* _PROMPT_:
Give the count of lines containing the string "name", with no other output.

--- start DATASET ENTRIES ---

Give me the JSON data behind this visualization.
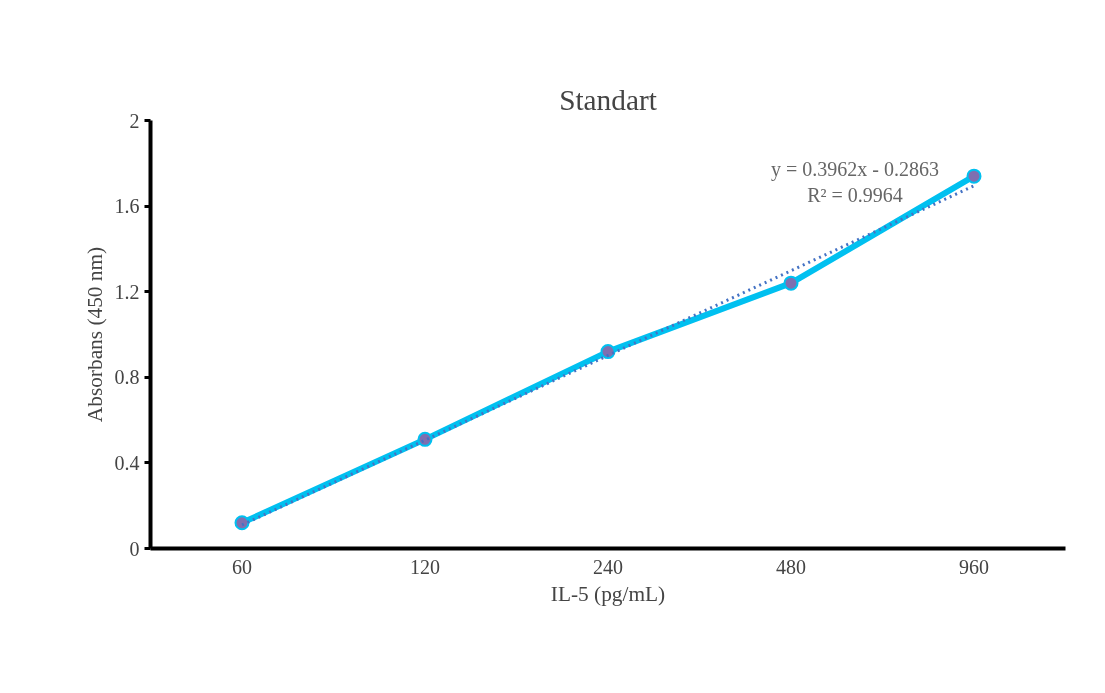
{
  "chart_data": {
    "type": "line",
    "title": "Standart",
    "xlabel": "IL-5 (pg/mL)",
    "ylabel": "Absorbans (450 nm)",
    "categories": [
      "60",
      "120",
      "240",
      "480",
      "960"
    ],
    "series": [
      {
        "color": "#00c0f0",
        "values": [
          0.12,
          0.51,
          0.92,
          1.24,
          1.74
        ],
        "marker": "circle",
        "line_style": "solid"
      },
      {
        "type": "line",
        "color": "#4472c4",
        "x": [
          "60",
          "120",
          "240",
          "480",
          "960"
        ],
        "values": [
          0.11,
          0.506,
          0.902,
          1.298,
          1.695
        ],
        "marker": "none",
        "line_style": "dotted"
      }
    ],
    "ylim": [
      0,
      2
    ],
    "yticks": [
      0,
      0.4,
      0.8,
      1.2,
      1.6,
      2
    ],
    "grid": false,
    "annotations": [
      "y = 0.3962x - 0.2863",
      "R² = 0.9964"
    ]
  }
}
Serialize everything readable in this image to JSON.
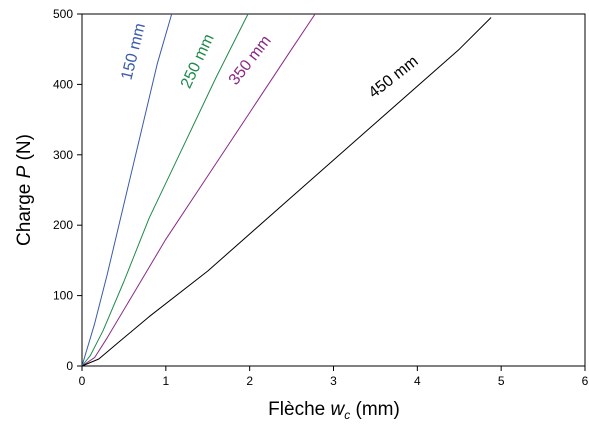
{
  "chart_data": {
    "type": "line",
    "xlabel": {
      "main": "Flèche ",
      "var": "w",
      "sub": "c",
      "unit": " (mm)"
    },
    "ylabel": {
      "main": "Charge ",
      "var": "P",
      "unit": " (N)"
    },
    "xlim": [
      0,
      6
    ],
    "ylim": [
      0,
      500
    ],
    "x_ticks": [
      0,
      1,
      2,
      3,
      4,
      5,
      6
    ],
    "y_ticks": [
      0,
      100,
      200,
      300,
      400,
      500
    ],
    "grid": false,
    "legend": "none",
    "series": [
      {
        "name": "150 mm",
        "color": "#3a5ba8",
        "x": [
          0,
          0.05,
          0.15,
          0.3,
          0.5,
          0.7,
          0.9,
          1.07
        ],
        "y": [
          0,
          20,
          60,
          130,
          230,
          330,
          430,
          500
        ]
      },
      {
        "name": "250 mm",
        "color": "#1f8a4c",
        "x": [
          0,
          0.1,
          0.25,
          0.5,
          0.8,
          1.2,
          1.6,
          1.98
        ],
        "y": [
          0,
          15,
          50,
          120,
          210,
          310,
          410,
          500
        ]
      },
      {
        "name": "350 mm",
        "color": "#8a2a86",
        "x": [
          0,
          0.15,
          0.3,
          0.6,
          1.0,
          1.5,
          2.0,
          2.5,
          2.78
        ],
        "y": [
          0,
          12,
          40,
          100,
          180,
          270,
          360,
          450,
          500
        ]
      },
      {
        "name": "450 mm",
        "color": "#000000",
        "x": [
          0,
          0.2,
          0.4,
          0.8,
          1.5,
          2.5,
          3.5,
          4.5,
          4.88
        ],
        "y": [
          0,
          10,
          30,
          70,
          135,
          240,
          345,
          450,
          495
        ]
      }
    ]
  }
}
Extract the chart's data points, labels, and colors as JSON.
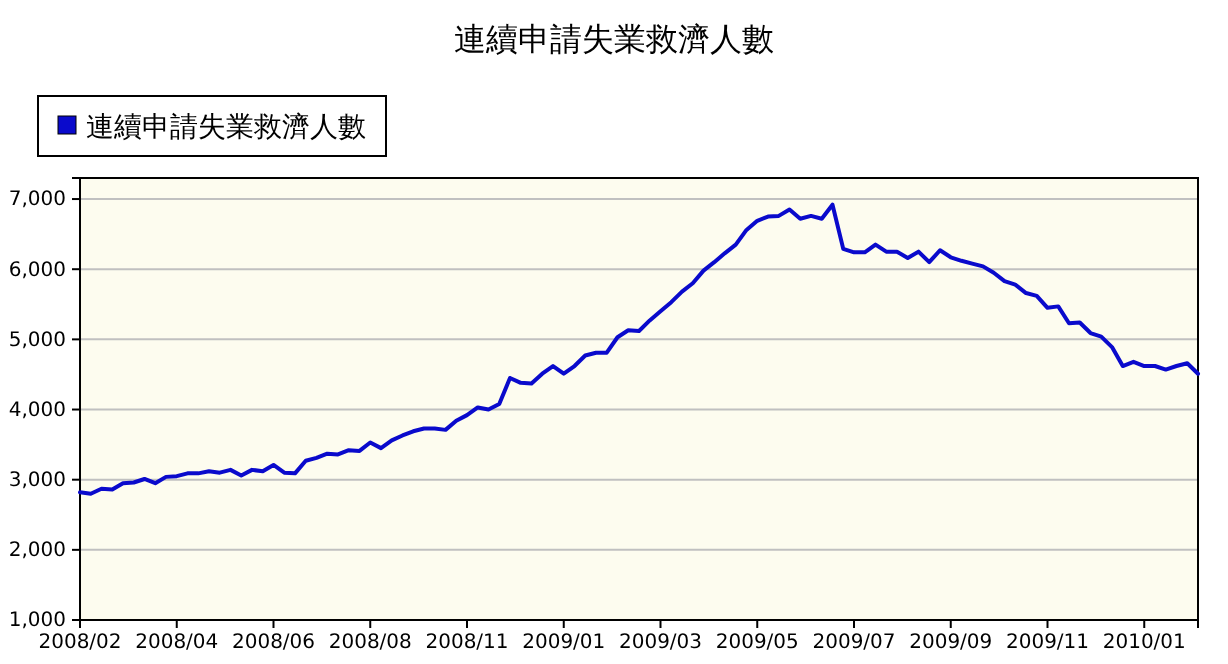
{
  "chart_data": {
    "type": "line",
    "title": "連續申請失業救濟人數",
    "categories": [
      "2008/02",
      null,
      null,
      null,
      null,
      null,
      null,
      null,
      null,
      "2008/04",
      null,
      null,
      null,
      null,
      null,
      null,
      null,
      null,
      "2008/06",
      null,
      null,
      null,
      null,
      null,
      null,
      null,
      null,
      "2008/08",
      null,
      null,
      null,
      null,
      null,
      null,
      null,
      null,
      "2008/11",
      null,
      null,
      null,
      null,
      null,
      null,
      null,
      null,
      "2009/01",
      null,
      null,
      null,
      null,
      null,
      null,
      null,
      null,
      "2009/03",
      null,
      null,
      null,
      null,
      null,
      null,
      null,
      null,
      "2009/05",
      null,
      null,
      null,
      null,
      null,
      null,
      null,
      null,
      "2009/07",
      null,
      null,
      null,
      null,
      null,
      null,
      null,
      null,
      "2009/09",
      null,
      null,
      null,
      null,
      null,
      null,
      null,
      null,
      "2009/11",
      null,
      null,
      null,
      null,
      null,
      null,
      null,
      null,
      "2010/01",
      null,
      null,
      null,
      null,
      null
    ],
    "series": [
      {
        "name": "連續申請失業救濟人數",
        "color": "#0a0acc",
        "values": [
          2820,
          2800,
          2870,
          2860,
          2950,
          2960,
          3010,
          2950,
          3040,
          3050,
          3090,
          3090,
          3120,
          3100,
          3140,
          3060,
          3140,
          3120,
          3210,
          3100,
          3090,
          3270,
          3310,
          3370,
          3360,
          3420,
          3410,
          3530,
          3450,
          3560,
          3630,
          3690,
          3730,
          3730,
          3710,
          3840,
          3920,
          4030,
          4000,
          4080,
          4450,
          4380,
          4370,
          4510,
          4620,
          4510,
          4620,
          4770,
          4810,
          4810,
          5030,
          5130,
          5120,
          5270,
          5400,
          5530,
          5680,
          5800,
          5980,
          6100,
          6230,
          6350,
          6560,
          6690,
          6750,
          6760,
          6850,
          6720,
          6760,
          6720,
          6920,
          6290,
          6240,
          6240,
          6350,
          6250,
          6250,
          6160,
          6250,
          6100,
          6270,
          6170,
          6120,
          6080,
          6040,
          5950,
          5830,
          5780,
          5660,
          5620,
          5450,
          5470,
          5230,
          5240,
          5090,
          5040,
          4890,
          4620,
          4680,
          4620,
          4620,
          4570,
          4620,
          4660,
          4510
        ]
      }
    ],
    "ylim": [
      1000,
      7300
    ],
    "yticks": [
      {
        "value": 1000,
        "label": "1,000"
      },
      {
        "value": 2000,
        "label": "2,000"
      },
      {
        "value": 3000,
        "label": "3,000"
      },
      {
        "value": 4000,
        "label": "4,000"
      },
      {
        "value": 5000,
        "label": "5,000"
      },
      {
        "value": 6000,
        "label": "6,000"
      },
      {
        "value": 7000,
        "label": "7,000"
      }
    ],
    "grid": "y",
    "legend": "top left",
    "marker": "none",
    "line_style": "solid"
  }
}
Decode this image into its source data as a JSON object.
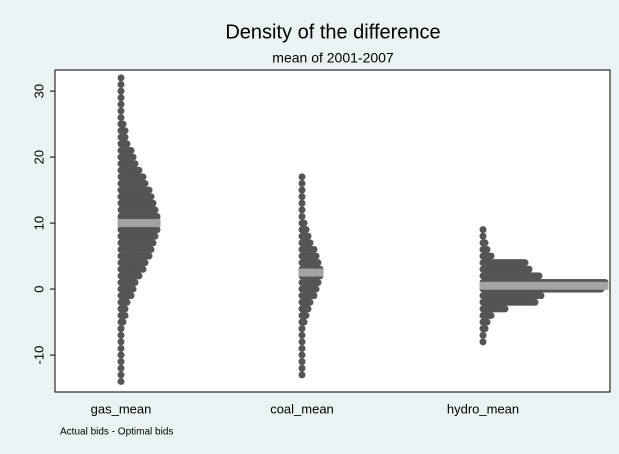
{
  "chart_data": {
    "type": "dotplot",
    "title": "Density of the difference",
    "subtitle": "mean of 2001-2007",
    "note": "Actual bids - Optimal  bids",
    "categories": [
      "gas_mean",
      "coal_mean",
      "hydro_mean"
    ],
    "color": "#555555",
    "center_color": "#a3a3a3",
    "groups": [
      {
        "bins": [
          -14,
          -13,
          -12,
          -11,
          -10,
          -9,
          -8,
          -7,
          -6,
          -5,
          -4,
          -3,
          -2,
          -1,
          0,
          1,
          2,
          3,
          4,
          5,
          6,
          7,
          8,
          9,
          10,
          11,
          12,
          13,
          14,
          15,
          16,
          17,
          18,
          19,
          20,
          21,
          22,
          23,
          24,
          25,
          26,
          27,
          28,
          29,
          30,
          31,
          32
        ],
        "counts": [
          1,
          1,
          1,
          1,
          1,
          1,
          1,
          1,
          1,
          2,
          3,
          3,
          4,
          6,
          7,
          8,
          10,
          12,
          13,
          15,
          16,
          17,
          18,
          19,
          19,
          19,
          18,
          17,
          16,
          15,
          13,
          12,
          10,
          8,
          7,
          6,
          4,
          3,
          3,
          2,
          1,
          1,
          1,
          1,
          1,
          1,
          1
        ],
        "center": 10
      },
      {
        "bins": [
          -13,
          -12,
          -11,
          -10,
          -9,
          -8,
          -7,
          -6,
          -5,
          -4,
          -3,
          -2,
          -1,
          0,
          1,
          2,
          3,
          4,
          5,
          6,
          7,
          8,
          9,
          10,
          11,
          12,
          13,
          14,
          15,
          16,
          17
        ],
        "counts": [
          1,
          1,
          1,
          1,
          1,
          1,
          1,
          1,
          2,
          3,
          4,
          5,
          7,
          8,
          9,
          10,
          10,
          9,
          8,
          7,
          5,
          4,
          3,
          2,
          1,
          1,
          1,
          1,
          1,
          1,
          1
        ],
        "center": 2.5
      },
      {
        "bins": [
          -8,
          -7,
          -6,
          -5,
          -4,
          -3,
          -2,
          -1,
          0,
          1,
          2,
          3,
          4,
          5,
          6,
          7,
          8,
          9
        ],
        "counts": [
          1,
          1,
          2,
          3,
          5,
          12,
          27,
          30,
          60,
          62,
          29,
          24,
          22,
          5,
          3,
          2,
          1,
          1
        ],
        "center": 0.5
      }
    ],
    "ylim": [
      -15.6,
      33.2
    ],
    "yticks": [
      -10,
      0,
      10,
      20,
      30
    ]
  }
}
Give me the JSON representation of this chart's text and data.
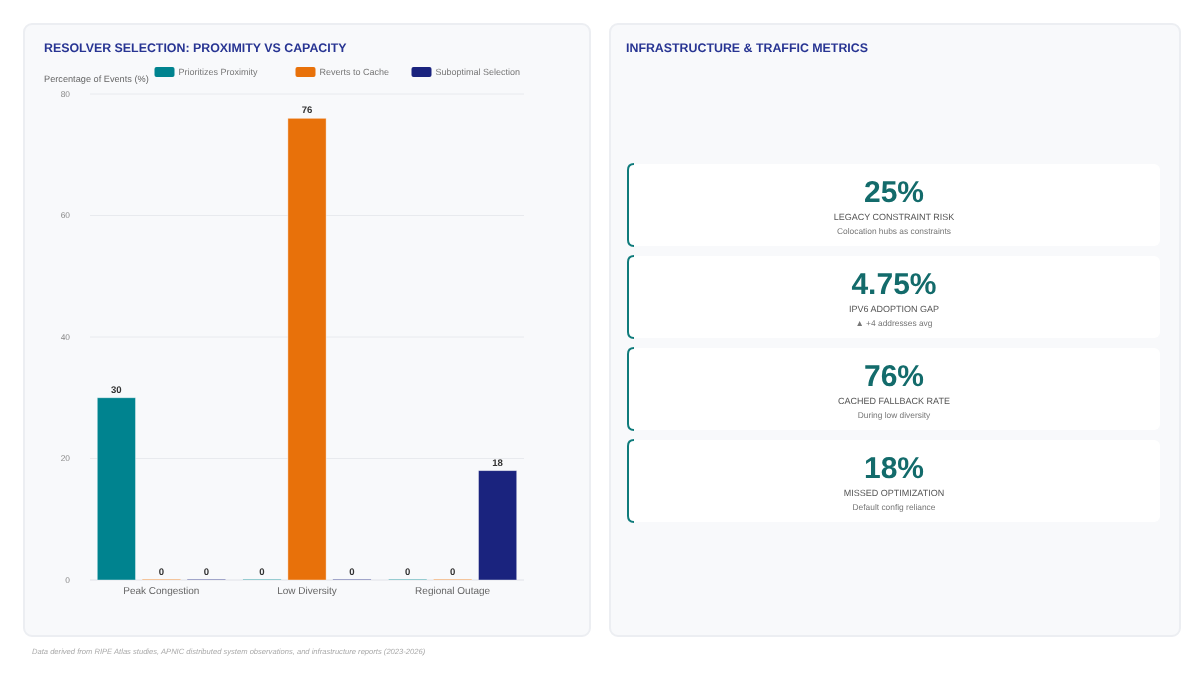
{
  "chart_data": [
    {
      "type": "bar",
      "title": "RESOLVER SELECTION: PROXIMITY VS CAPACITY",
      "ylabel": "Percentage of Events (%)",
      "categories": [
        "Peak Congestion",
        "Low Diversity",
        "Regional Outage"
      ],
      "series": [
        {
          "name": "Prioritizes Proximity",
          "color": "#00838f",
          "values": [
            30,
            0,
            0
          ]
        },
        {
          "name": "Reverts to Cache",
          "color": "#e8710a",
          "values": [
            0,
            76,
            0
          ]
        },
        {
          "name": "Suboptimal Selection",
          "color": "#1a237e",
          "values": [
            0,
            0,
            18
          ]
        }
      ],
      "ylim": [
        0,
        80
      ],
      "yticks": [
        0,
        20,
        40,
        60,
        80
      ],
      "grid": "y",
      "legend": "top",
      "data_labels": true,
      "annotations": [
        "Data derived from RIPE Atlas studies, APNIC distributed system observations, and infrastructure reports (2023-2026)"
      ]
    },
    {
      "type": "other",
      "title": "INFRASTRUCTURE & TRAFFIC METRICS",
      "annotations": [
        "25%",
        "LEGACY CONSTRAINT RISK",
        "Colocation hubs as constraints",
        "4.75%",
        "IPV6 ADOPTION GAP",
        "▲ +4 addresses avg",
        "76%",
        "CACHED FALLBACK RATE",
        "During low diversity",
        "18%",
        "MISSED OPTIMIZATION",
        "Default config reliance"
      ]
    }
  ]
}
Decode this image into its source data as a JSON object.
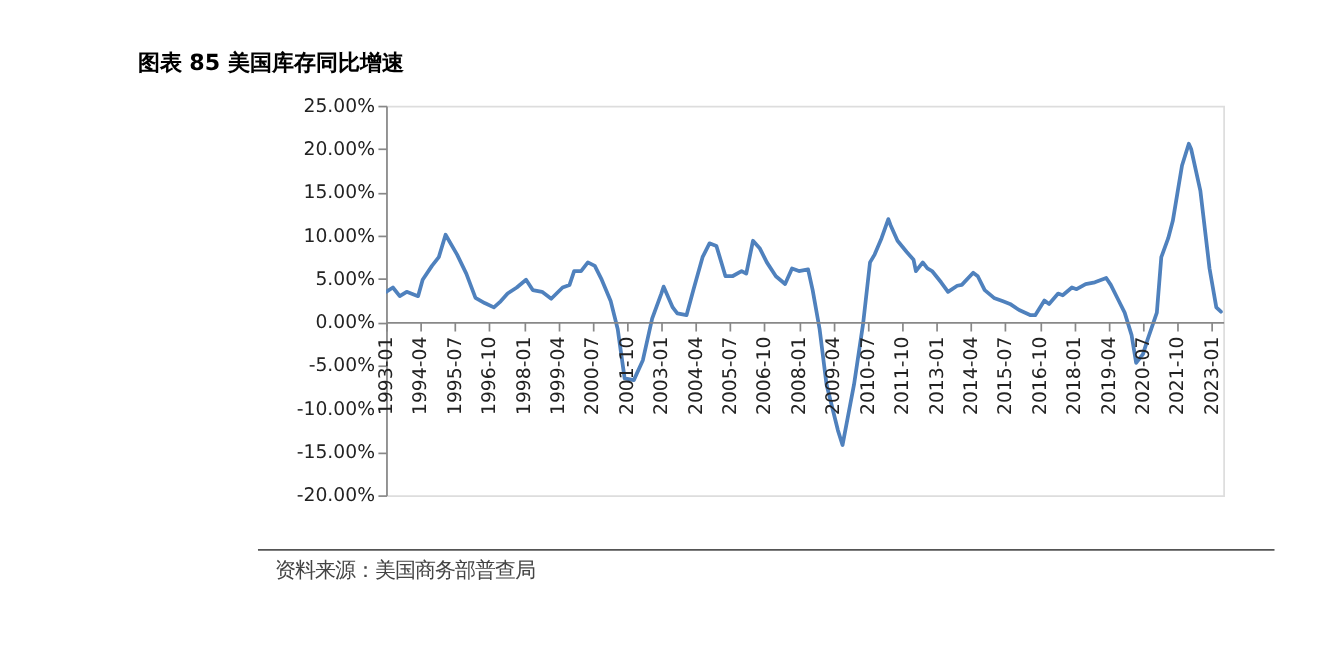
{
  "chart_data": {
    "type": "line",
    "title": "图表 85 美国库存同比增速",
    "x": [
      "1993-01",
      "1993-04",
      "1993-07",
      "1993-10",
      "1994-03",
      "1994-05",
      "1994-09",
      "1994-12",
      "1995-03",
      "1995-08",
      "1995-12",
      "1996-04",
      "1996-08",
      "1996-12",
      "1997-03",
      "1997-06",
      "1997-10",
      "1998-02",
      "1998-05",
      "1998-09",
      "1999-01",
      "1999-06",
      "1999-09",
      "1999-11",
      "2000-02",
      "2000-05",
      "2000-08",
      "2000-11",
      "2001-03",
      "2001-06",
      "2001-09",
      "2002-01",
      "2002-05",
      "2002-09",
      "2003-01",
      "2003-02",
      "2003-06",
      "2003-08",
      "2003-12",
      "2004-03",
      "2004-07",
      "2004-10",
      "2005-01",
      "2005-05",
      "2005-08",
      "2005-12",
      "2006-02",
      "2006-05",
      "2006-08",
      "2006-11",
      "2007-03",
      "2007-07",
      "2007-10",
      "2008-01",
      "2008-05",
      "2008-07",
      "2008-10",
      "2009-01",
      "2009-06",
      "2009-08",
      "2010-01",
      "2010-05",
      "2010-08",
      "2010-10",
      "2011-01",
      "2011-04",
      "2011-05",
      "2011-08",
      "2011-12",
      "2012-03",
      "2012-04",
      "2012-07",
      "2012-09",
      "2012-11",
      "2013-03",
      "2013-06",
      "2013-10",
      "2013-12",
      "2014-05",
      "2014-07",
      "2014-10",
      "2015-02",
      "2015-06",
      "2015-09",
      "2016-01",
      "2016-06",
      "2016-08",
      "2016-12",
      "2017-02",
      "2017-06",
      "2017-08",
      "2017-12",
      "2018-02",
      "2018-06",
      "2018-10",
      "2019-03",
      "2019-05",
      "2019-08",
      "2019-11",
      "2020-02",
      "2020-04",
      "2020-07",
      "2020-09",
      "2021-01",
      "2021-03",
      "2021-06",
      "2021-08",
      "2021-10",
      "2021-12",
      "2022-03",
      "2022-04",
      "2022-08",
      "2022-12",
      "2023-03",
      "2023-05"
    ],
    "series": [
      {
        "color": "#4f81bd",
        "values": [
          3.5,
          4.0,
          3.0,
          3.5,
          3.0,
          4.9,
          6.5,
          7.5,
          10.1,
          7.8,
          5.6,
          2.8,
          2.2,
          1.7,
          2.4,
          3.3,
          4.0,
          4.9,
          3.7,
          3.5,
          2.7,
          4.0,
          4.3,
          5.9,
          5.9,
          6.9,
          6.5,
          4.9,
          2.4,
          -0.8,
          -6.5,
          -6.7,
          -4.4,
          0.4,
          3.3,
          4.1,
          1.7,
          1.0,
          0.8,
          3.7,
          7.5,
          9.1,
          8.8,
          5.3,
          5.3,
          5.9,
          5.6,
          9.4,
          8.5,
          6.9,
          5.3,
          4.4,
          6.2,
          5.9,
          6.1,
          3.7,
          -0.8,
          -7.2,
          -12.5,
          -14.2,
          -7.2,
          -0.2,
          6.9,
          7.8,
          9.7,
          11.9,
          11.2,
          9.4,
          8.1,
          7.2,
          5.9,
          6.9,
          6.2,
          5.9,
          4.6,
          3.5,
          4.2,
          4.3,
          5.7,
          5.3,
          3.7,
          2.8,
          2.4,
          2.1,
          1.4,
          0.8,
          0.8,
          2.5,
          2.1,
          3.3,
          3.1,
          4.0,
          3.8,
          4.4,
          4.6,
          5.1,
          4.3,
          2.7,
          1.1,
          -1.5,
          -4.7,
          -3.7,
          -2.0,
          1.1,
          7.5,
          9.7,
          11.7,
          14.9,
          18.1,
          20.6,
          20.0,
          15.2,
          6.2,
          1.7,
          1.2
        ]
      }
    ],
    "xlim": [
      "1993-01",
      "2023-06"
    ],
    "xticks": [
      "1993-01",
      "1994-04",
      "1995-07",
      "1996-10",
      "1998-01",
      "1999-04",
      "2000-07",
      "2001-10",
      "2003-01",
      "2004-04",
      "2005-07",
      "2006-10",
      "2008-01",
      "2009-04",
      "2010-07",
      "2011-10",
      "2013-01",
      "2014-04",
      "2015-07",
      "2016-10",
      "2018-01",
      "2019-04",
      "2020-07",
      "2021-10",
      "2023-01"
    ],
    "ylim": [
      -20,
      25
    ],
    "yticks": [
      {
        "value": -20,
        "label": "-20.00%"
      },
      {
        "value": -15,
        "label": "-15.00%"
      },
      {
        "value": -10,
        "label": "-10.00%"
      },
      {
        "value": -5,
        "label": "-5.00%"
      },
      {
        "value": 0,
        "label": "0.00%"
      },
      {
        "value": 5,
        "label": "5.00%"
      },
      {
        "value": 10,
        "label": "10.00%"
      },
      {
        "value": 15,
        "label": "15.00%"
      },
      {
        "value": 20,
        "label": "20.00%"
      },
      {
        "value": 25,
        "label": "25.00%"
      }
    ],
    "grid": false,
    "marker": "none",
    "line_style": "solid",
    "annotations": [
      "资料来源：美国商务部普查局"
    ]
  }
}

--- end DATASET ENTRIES ---

* _WRITTEN SOLUTION_:
8